(Figure contents as structured data)
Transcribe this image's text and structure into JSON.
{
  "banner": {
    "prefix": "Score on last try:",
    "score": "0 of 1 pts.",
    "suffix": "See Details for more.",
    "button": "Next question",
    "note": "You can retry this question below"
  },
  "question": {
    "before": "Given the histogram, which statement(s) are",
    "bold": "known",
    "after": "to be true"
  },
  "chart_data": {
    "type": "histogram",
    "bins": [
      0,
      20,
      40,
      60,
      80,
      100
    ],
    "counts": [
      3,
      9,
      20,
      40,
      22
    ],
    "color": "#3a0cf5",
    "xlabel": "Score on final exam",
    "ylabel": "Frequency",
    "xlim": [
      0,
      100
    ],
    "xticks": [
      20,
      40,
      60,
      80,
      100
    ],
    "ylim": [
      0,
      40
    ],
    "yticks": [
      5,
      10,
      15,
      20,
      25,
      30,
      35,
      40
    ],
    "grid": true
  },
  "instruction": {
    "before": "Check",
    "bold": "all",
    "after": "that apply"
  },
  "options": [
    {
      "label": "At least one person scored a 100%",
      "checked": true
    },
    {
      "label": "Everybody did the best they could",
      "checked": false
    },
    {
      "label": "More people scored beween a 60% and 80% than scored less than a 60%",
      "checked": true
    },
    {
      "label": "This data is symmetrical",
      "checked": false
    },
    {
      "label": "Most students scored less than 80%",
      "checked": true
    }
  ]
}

**Task goal**
Would you reproduce the material above in full, exactly as given?

**Written response**
Transcribe this image's text and structure into JSON.
{
  "banner": {
    "prefix": "Score on last try:",
    "score": "0 of 1 pts.",
    "suffix": "See Details for more.",
    "button": "Next question",
    "note": "You can retry this question below"
  },
  "question": {
    "before": "Given the histogram, which statement(s) are",
    "bold": "known",
    "after": "to be true"
  },
  "chart_data": {
    "type": "histogram",
    "bins": [
      0,
      20,
      40,
      60,
      80,
      100
    ],
    "counts": [
      3,
      9,
      20,
      40,
      22
    ],
    "color": "#3a0cf5",
    "xlabel": "Score on final exam",
    "ylabel": "Frequency",
    "xlim": [
      0,
      100
    ],
    "xticks": [
      20,
      40,
      60,
      80,
      100
    ],
    "ylim": [
      0,
      40
    ],
    "yticks": [
      5,
      10,
      15,
      20,
      25,
      30,
      35,
      40
    ],
    "grid": true
  },
  "instruction": {
    "before": "Check",
    "bold": "all",
    "after": "that apply"
  },
  "options": [
    {
      "label": "At least one person scored a 100%",
      "checked": true
    },
    {
      "label": "Everybody did the best they could",
      "checked": false
    },
    {
      "label": "More people scored beween a 60% and 80% than scored less than a 60%",
      "checked": true
    },
    {
      "label": "This data is symmetrical",
      "checked": false
    },
    {
      "label": "Most students scored less than 80%",
      "checked": true
    }
  ]
}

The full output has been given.